Find the word "Deskto" in the listing; pull out each line holding it.

━━ Extracted information ━━

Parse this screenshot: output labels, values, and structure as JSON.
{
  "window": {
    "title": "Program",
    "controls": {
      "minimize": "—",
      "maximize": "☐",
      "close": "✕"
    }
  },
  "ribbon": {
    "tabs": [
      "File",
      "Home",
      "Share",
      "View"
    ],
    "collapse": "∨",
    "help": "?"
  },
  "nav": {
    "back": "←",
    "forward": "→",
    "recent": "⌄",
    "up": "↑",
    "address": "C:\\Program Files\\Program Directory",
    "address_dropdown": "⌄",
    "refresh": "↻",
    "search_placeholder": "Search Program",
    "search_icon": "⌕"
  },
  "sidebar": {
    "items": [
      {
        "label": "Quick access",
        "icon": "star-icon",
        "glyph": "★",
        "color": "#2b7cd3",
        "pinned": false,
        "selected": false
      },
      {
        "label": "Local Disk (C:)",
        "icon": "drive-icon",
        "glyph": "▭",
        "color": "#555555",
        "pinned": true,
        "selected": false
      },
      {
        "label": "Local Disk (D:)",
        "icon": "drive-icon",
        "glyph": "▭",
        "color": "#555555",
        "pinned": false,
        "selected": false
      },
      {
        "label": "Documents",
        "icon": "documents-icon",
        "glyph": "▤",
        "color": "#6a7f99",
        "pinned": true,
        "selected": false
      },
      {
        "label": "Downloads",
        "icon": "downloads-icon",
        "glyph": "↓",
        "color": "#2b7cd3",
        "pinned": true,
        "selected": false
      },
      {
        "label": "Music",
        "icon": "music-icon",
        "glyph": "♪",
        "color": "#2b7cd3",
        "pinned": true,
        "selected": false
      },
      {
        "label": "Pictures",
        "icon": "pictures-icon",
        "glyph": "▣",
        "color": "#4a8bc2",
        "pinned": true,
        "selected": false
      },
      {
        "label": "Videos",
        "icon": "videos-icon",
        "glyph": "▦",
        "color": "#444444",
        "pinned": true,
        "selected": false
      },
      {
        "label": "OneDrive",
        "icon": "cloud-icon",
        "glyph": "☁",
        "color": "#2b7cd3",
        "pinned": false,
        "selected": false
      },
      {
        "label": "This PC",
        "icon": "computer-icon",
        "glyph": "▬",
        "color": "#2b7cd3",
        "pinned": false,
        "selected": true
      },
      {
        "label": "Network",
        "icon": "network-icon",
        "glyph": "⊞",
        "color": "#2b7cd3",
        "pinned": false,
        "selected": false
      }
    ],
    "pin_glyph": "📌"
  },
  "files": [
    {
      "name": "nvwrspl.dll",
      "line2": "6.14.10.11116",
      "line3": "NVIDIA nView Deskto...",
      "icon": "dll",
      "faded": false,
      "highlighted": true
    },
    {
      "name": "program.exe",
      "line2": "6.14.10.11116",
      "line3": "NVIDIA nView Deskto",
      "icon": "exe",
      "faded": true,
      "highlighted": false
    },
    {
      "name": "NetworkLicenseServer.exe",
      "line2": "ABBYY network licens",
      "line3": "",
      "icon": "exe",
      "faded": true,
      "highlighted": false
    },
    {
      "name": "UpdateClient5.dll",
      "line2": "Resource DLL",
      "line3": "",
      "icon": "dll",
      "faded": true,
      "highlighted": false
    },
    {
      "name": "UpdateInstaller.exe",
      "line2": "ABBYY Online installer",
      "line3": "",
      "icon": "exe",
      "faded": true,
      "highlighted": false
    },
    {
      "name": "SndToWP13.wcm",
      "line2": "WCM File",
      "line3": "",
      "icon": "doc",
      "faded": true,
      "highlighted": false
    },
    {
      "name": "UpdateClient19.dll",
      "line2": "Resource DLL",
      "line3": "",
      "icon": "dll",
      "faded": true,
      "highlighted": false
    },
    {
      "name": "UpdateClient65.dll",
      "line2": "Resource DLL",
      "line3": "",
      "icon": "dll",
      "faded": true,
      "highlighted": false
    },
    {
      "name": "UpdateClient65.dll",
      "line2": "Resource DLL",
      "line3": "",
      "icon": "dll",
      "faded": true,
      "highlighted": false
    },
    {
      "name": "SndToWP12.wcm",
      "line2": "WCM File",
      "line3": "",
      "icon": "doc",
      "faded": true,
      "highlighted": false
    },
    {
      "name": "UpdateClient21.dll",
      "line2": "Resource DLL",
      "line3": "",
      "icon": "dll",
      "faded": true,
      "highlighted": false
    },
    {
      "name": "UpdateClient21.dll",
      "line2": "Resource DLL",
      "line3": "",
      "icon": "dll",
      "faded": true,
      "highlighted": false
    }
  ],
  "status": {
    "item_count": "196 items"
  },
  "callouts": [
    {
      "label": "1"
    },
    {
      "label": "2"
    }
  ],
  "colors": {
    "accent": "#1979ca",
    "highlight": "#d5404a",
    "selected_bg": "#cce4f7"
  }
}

━━━

§ **Complete response**:
      "line3": "NVIDIA nView Deskto...",
      "line3": "NVIDIA nView Deskto",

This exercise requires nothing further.